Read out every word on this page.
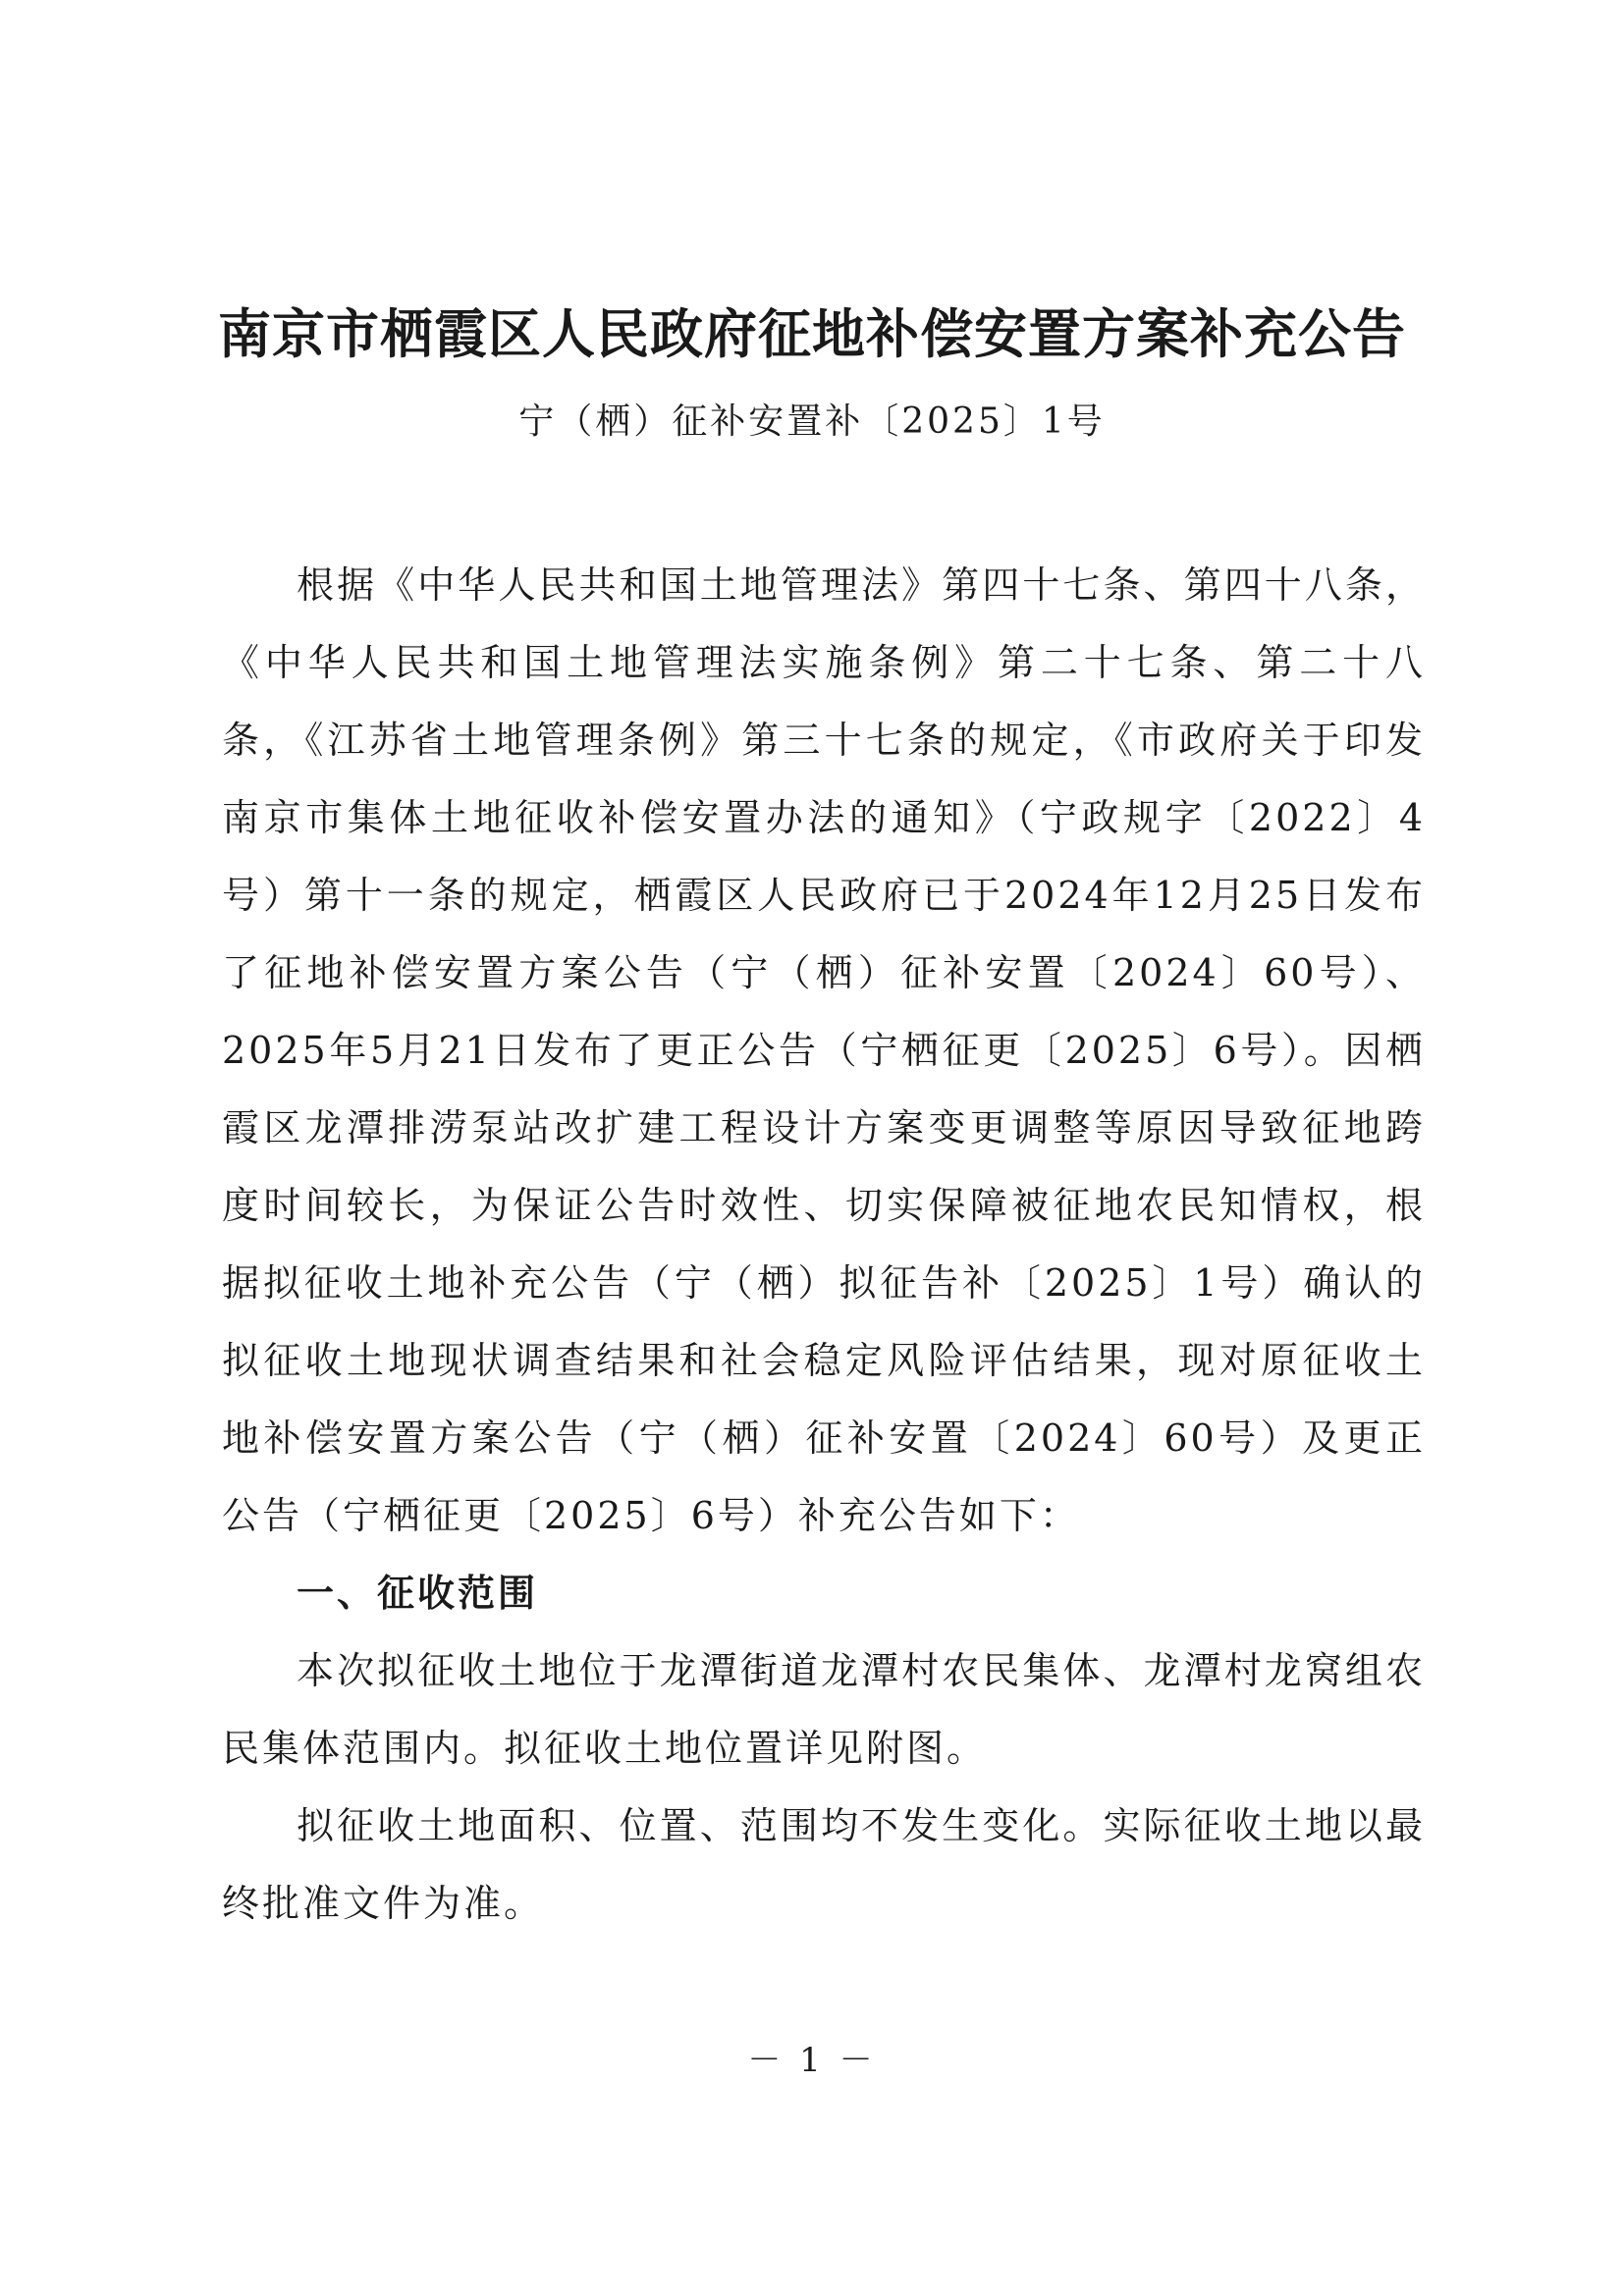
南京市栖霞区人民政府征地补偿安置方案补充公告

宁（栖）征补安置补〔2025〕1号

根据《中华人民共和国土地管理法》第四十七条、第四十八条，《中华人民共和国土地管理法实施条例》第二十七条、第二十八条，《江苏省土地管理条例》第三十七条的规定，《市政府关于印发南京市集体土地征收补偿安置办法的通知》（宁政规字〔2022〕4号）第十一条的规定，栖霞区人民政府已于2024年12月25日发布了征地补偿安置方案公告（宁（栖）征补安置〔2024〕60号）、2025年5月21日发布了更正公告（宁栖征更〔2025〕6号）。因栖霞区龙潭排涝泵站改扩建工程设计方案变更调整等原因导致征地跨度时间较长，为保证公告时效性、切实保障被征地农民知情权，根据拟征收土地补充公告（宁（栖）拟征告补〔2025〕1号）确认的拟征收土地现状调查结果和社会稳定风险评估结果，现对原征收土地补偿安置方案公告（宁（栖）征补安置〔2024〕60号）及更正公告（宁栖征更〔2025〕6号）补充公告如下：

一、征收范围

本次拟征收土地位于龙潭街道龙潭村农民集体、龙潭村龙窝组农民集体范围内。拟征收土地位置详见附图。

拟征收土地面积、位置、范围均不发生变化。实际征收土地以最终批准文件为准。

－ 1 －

#### WHAT THE TASK ASKS
Produce an exact copy of each line of data, skipping embedded images.

#### COMPLETE ANSWER
Read out every word on this page.
南京市栖霞区人民政府征地补偿安置方案补充公告

宁（栖）征补安置补〔2025〕1号

根据《中华人民共和国土地管理法》第四十七条、第四十八条，《中华人民共和国土地管理法实施条例》第二十七条、第二十八条，《江苏省土地管理条例》第三十七条的规定，《市政府关于印发南京市集体土地征收补偿安置办法的通知》（宁政规字〔2022〕4号）第十一条的规定，栖霞区人民政府已于2024年12月25日发布了征地补偿安置方案公告（宁（栖）征补安置〔2024〕60号）、2025年5月21日发布了更正公告（宁栖征更〔2025〕6号）。因栖霞区龙潭排涝泵站改扩建工程设计方案变更调整等原因导致征地跨度时间较长，为保证公告时效性、切实保障被征地农民知情权，根据拟征收土地补充公告（宁（栖）拟征告补〔2025〕1号）确认的拟征收土地现状调查结果和社会稳定风险评估结果，现对原征收土地补偿安置方案公告（宁（栖）征补安置〔2024〕60号）及更正公告（宁栖征更〔2025〕6号）补充公告如下：

一、征收范围

本次拟征收土地位于龙潭街道龙潭村农民集体、龙潭村龙窝组农民集体范围内。拟征收土地位置详见附图。

拟征收土地面积、位置、范围均不发生变化。实际征收土地以最终批准文件为准。

－ 1 －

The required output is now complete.